■ **Text excerpt**:
-*-
Tofu in Italy and Spain

May 31st, 2006, 06:42 PM
  #1  
Original Poster
 
Join Date: Mar 2006
Posts: 17
Tofu in Italy and Spain

Will I be able to find Tofu in big supermarkets in Barcelona and Milan?
Is it easy to find? or to I have to go to the natural food stores or Chinatown? Which ones are the big natural food stores in Milan and Barcelona that I can find Tofu?

Debbie
sunnysky is offline  
May 31st, 2006, 07:10 PM
  #2  
 
Join Date: Feb 2006
Posts: 1,850
In BCN you can get tofu at any Caprabo, Champion or Carrefour. . . however Santiveri is a fantastic little natural foods store that is all over the city.

Also, per your question about Chinatown, Barcelona doesn't have one of those. There is an Arabic quarter, the Gothic Quarter, and the Born, but none specialize in natural foods.
laclaire is offline  
May 31st, 2006, 10:09 PM
  #3  
Original Poster
 
Join Date: Mar 2006
Posts: 17
Thanks so much for your info! I can;t wait to visit beautiful Barcelona. I am leaving next week.
-*-
■ **Supplied material**:
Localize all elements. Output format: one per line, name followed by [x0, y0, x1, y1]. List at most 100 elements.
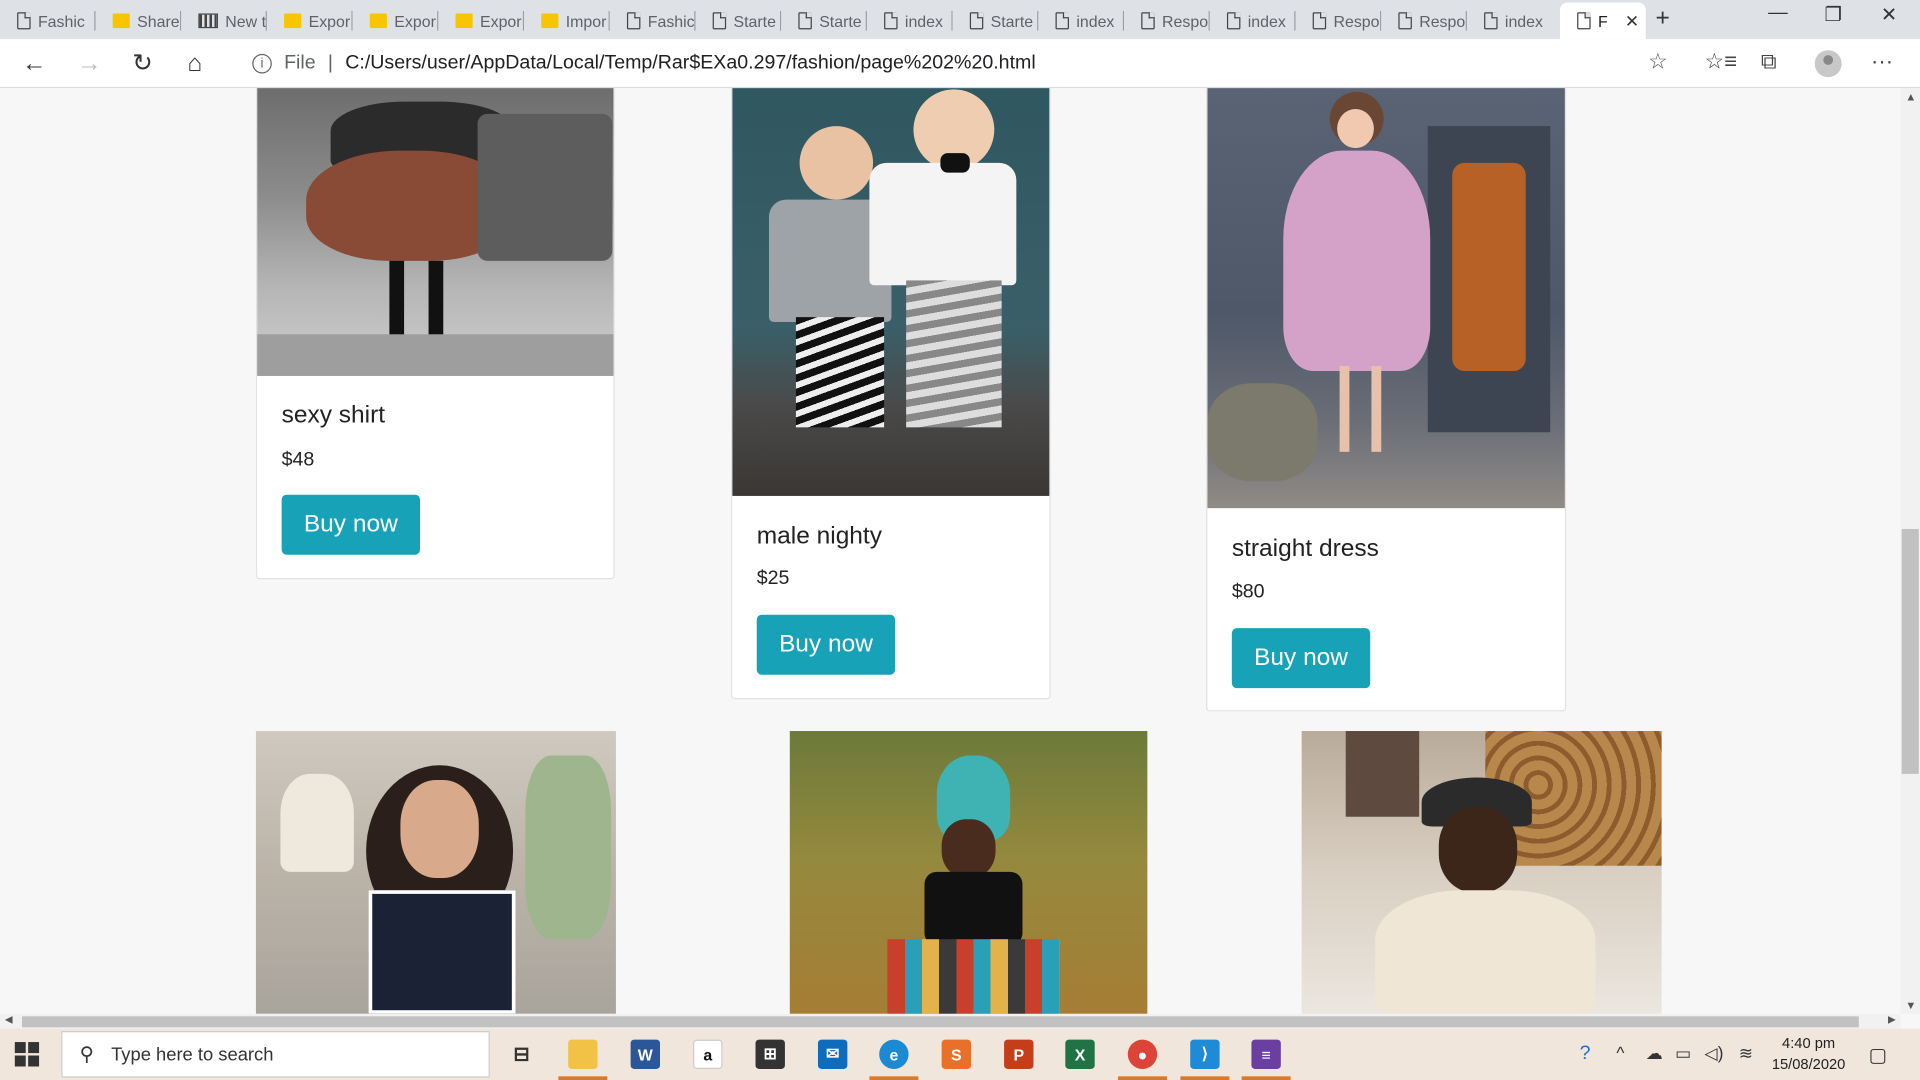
word-icon[interactable]: W [630, 1039, 661, 1069]
browser-tab[interactable]: index [1467, 2, 1560, 39]
scroll-down-icon[interactable]: ▼ [1905, 999, 1916, 1011]
vscode-icon[interactable]: ⟩ [1190, 1039, 1220, 1069]
browser-tab[interactable]: Impor [524, 2, 610, 39]
scheme-label: File [284, 52, 316, 74]
browser-toolbar: ← → ↻ ⌂ i File | C:/Users/user/AppData/L… [0, 39, 1920, 89]
browser-tab[interactable]: Share [96, 2, 182, 39]
powerpoint-icon[interactable]: P [1004, 1039, 1034, 1069]
browser-tab[interactable]: index [1210, 2, 1296, 39]
page-icon [1141, 12, 1155, 30]
task-view-icon[interactable]: ⊟ [507, 1040, 536, 1069]
favorites-icon[interactable]: ☆≡ [1705, 49, 1738, 75]
folder-icon [284, 13, 302, 29]
scroll-up-icon[interactable]: ▲ [1905, 91, 1916, 103]
wifi-icon[interactable]: ≋ [1739, 1043, 1753, 1064]
page-icon [1055, 12, 1069, 30]
help-icon[interactable]: ? [1580, 1043, 1591, 1065]
browser-tab[interactable]: Expor [438, 2, 525, 39]
browser-tab[interactable]: Starte [696, 2, 782, 39]
page-icon [1398, 12, 1412, 30]
folder-icon [455, 13, 473, 29]
product-price: $48 [281, 449, 315, 471]
buy-now-button[interactable]: Buy now [756, 614, 896, 675]
close-tab-icon[interactable]: ✕ [1625, 10, 1639, 31]
buy-now-button[interactable]: Buy now [281, 494, 421, 555]
scrollbar-thumb[interactable] [1901, 528, 1919, 774]
favorite-star-icon[interactable]: ☆ [1648, 49, 1668, 75]
product-image [255, 731, 616, 1014]
amazon-icon[interactable]: a [693, 1039, 723, 1069]
chevron-up-icon[interactable]: ^ [1616, 1043, 1624, 1063]
browser-tab[interactable]: Respo [1296, 2, 1382, 39]
page-icon [712, 12, 727, 30]
tab-label: Respo [1419, 11, 1466, 31]
browser-tab[interactable]: Starte [781, 2, 867, 39]
edge-icon[interactable]: e [879, 1039, 909, 1069]
page-icon [17, 12, 31, 30]
forward-icon[interactable]: → [77, 49, 101, 78]
refresh-icon[interactable]: ↻ [132, 49, 153, 78]
minimize-icon[interactable]: — [1768, 2, 1788, 24]
url-text[interactable]: C:/Users/user/AppData/Local/Temp/Rar$EXa… [345, 53, 1035, 75]
new-tab-icon[interactable]: + [1656, 5, 1670, 33]
winrar-icon[interactable]: ≡ [1251, 1039, 1281, 1069]
tab-label: Respo [1162, 11, 1209, 31]
home-icon[interactable]: ⌂ [187, 49, 202, 78]
browser-tab[interactable]: New t [181, 2, 267, 39]
taskbar-clock[interactable]: 4:40 pm 15/08/2020 [1768, 1033, 1849, 1075]
tab-label: Expor [394, 11, 436, 31]
windows-taskbar: ⚲ Type here to search ⊟ W a ⊞ ✉ e S P X … [0, 1028, 1920, 1080]
notifications-icon[interactable]: ▢ [1869, 1043, 1888, 1067]
volume-icon[interactable]: ◁) [1705, 1043, 1724, 1064]
browser-tab-active[interactable]: F ✕ [1560, 2, 1646, 40]
browser-tab[interactable]: Fashic [610, 2, 696, 39]
browser-tab[interactable]: index [1038, 2, 1125, 39]
mail-icon[interactable]: ✉ [817, 1039, 848, 1069]
restore-icon[interactable]: ❐ [1825, 2, 1843, 26]
browser-tab[interactable]: Respo [1124, 2, 1210, 39]
battery-icon[interactable]: ▭ [1675, 1043, 1691, 1064]
browser-tab[interactable]: Expor [267, 2, 353, 39]
folder-icon [369, 13, 387, 29]
page-icon [1577, 12, 1591, 30]
excel-icon[interactable]: X [1065, 1039, 1095, 1069]
chrome-icon[interactable]: ● [1127, 1039, 1158, 1069]
collections-icon[interactable]: ⧉ [1761, 49, 1777, 75]
product-title: sexy shirt [281, 401, 386, 429]
page-icon [969, 12, 984, 30]
buy-now-button[interactable]: Buy now [1231, 628, 1371, 689]
windows-start-icon[interactable] [14, 1042, 40, 1067]
product-title: straight dress [1231, 535, 1379, 563]
address-bar[interactable]: i File | C:/Users/user/AppData/Local/Tem… [235, 44, 1681, 84]
close-window-icon[interactable]: ✕ [1881, 2, 1897, 26]
browser-tab[interactable]: Expor [353, 2, 439, 39]
browser-tab[interactable]: Fashic [0, 2, 96, 39]
sublime-icon[interactable]: S [941, 1039, 972, 1069]
tab-label: Expor [308, 11, 351, 31]
clock-date: 15/08/2020 [1771, 1055, 1846, 1073]
page-icon [1312, 12, 1327, 30]
browser-tab[interactable]: Starte [953, 2, 1039, 39]
tab-label: Starte [733, 11, 776, 31]
scroll-right-icon[interactable]: ▶ [1888, 1014, 1896, 1025]
tab-label: index [1504, 11, 1543, 31]
more-menu-icon[interactable]: ··· [1871, 49, 1893, 75]
info-icon[interactable]: i [252, 53, 272, 74]
tab-label: Fashic [37, 11, 85, 31]
vertical-scrollbar[interactable]: ▲ ▼ [1900, 88, 1920, 1014]
store-icon[interactable]: ⊞ [755, 1039, 785, 1069]
tab-label: Respo [1333, 11, 1380, 31]
scrollbar-thumb[interactable] [22, 1016, 1859, 1028]
profile-avatar[interactable] [1814, 50, 1842, 78]
scroll-left-icon[interactable]: ◀ [5, 1014, 13, 1025]
back-icon[interactable]: ← [22, 49, 46, 78]
tab-label: index [1247, 11, 1286, 31]
taskbar-search[interactable]: ⚲ Type here to search [61, 1031, 490, 1078]
horizontal-scrollbar[interactable]: ◀ ▶ [0, 1013, 1901, 1029]
product-card: sexy shirt $48 Buy now [255, 88, 615, 580]
tab-label: New t [225, 11, 267, 31]
file-explorer-icon[interactable] [568, 1039, 598, 1069]
browser-tab[interactable]: Respo [1381, 2, 1467, 39]
onedrive-icon[interactable]: ☁ [1646, 1043, 1663, 1064]
browser-tab[interactable]: index [867, 2, 953, 39]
-*-
■ **Challenge 1**:
Answer these questions using the forum thread about finding tofu in Italy and Spain:
(a) Which two cities does the original poster ask about?
(b) Which natural foods store does the second post say is all over Barcelona?
(c) When does the original poster say they are leaving?
■ **Challenge 2**: In the forum thread about tofu in Italy and Spain, duplicate everything from "Also, per your" down to "leaving next week.".
■ **Challenge 3**: Write the next part of the forum thread about finding tofu in Italy and Spain, picking up right after its last post.

■ **Written reply 1**:
(a) Barcelona and Milan
(b) Santiveri
(c) Next week

■ **Written reply 2**:
Also, per your question about Chinatown, Barcelona doesn't have one of those. There is an Arabic quarter, the Gothic Quarter, and the Born, but none specialize in natural foods.
laclaire is offline  
May 31st, 2006, 10:09 PM
  #3  
Original Poster
 
Join Date: Mar 2006
Posts: 17
Thanks so much for your info! I can;t wait to visit beautiful Barcelona. I am leaving next week.

■ **Written reply 3**:
sunnysky is offline  
Jun 1st, 2006, 01:59 AM
  #4  
 
Join Date: Mar 2004
Posts: 2,456
Excuse my curiosity please, you buy tofu and what do you do with it when you are on a trip? Or you are moving in there?
kappa is offline  
Jun 1st, 2006, 08:41 AM
  #5  
Original Poster
 
Join Date: Mar 2006
Posts: 17
I have a travel cooking pot which I can heat up tofu to eat if I want to. I have severe food allergies so I have to be very careful when I travel. Soy products are safe food for me. It may taste bland for most people, but I have gotten used to it. I seasoned it with some salt and pepper.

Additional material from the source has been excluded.